**REQUIRED WORK:**
Which rows contain the string "face", with case taken into account? Locate each of them and copy it whole.
====
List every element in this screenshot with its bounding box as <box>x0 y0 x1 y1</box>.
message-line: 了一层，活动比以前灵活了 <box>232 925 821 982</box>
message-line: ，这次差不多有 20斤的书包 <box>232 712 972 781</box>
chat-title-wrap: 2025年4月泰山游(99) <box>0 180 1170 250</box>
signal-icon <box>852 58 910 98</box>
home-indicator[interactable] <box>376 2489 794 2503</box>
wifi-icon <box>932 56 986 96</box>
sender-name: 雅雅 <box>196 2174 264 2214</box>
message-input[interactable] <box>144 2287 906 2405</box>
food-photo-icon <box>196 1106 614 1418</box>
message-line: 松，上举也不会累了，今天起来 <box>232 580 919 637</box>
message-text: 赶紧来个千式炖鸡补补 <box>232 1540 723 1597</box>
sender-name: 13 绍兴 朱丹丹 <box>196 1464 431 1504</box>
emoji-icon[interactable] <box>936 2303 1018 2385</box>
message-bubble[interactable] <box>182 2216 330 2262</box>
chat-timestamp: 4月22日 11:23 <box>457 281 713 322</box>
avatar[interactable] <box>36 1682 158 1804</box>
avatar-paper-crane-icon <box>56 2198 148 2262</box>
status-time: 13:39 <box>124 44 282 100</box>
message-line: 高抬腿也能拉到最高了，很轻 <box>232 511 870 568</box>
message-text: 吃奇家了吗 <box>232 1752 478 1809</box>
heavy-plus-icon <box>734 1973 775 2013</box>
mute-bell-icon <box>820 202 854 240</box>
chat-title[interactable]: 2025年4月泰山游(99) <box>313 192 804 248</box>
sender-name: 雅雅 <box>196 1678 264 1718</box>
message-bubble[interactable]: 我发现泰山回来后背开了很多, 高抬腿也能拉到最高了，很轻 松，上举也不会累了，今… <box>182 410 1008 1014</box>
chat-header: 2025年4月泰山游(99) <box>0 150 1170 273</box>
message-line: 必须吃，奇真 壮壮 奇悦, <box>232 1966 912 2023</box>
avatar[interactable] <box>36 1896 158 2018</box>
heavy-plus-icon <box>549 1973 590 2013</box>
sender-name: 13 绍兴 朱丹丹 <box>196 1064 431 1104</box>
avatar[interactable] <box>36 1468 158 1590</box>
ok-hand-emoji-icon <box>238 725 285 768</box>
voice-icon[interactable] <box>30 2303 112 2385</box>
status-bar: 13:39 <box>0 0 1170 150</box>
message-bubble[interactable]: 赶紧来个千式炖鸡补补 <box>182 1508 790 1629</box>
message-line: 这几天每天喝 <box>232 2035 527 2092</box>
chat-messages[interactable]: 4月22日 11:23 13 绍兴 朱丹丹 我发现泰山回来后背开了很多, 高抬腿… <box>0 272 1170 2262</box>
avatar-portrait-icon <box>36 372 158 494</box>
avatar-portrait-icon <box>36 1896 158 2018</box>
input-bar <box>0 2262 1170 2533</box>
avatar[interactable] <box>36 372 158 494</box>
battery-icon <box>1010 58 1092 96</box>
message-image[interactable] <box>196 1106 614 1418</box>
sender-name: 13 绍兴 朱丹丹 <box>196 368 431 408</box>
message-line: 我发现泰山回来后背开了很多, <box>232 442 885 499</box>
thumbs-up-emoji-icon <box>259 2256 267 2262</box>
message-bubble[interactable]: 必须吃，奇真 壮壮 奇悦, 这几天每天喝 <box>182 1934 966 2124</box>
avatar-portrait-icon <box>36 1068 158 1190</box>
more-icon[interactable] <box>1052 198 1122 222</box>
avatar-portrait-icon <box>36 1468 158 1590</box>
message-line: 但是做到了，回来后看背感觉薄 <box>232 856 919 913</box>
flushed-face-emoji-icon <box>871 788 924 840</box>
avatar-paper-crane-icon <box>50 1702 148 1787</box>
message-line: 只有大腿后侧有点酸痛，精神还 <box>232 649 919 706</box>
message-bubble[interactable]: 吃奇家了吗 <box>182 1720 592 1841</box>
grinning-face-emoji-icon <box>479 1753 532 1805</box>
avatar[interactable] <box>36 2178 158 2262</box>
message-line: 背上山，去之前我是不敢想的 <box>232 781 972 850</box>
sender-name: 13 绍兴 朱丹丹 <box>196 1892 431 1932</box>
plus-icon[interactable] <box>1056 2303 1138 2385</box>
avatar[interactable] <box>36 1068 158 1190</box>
====
**EXERCISE OUTPUT:**
flushed-face-emoji-icon <box>871 788 924 840</box>
grinning-face-emoji-icon <box>479 1753 532 1805</box>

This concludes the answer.